__Challenge__.
All the data below goes into the copy word for word, but the pictures don't.

********

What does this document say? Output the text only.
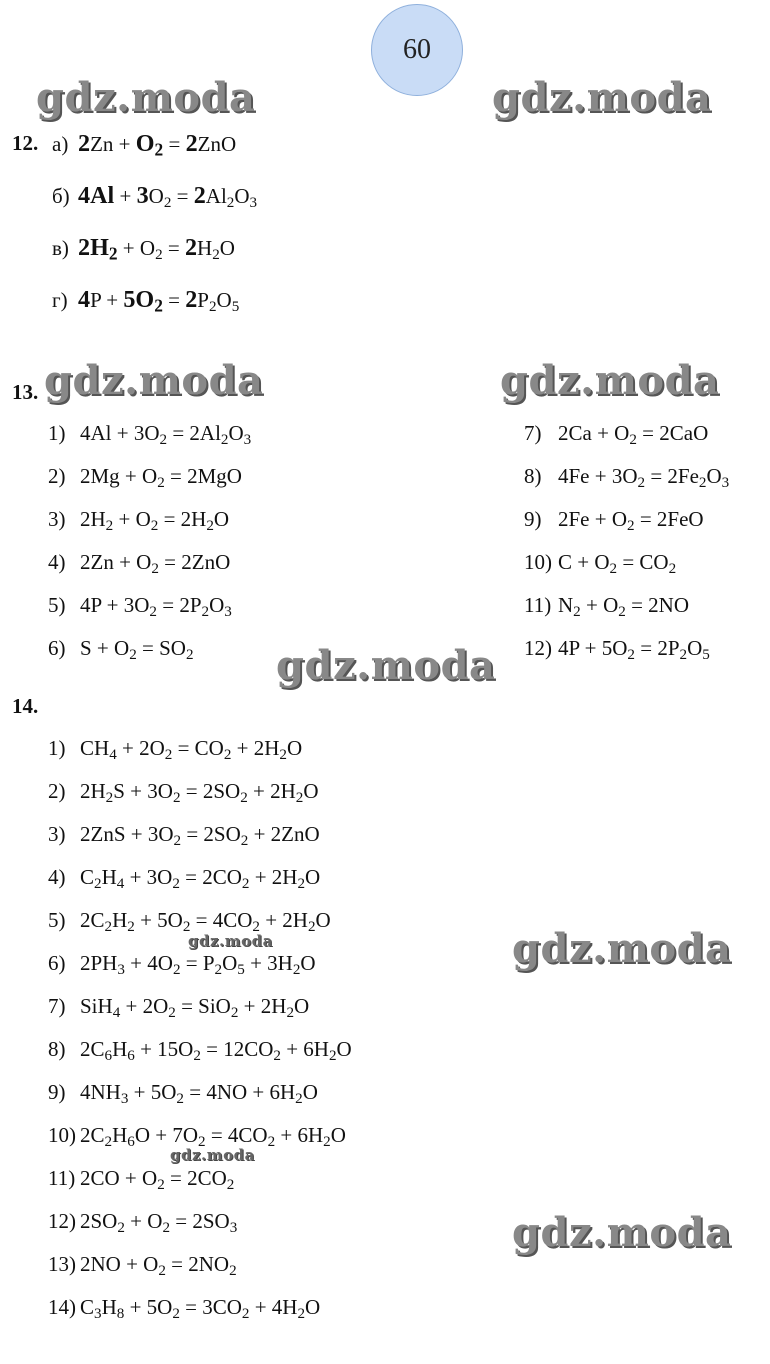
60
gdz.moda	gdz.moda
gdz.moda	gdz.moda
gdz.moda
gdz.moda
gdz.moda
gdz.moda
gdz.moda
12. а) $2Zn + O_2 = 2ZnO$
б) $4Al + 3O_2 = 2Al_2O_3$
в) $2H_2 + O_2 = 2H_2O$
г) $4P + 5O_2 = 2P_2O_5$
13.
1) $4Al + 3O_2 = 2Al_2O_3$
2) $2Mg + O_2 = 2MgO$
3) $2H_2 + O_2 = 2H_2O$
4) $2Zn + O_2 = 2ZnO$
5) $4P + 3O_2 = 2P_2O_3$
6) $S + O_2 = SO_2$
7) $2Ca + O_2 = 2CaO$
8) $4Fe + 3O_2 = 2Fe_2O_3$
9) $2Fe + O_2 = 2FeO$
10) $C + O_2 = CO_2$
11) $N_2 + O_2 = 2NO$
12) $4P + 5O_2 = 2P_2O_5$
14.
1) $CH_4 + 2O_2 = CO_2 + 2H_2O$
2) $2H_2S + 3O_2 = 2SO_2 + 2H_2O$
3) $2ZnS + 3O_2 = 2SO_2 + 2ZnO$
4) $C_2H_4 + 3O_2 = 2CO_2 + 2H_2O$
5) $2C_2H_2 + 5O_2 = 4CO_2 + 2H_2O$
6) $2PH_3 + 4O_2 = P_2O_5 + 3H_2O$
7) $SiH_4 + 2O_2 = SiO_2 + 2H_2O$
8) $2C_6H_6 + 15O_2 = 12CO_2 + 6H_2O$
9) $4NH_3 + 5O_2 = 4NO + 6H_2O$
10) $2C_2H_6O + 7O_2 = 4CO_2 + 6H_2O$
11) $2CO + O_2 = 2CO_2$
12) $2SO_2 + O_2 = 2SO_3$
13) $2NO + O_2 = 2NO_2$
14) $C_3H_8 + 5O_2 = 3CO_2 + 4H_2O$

********

__Exercise response__.
What does this document say? Output the text only.
60
gdz.moda	gdz.moda
gdz.moda	gdz.moda
gdz.moda
gdz.moda
gdz.moda
gdz.moda
gdz.moda
12. а) $2Zn + O_2 = 2ZnO$
б) $4Al + 3O_2 = 2Al_2O_3$
в) $2H_2 + O_2 = 2H_2O$
г) $4P + 5O_2 = 2P_2O_5$
13.
1) $4Al + 3O_2 = 2Al_2O_3$
2) $2Mg + O_2 = 2MgO$
3) $2H_2 + O_2 = 2H_2O$
4) $2Zn + O_2 = 2ZnO$
5) $4P + 3O_2 = 2P_2O_3$
6) $S + O_2 = SO_2$
7) $2Ca + O_2 = 2CaO$
8) $4Fe + 3O_2 = 2Fe_2O_3$
9) $2Fe + O_2 = 2FeO$
10) $C + O_2 = CO_2$
11) $N_2 + O_2 = 2NO$
12) $4P + 5O_2 = 2P_2O_5$
14.
1) $CH_4 + 2O_2 = CO_2 + 2H_2O$
2) $2H_2S + 3O_2 = 2SO_2 + 2H_2O$
3) $2ZnS + 3O_2 = 2SO_2 + 2ZnO$
4) $C_2H_4 + 3O_2 = 2CO_2 + 2H_2O$
5) $2C_2H_2 + 5O_2 = 4CO_2 + 2H_2O$
6) $2PH_3 + 4O_2 = P_2O_5 + 3H_2O$
7) $SiH_4 + 2O_2 = SiO_2 + 2H_2O$
8) $2C_6H_6 + 15O_2 = 12CO_2 + 6H_2O$
9) $4NH_3 + 5O_2 = 4NO + 6H_2O$
10) $2C_2H_6O + 7O_2 = 4CO_2 + 6H_2O$
11) $2CO + O_2 = 2CO_2$
12) $2SO_2 + O_2 = 2SO_3$
13) $2NO + O_2 = 2NO_2$
14) $C_3H_8 + 5O_2 = 3CO_2 + 4H_2O$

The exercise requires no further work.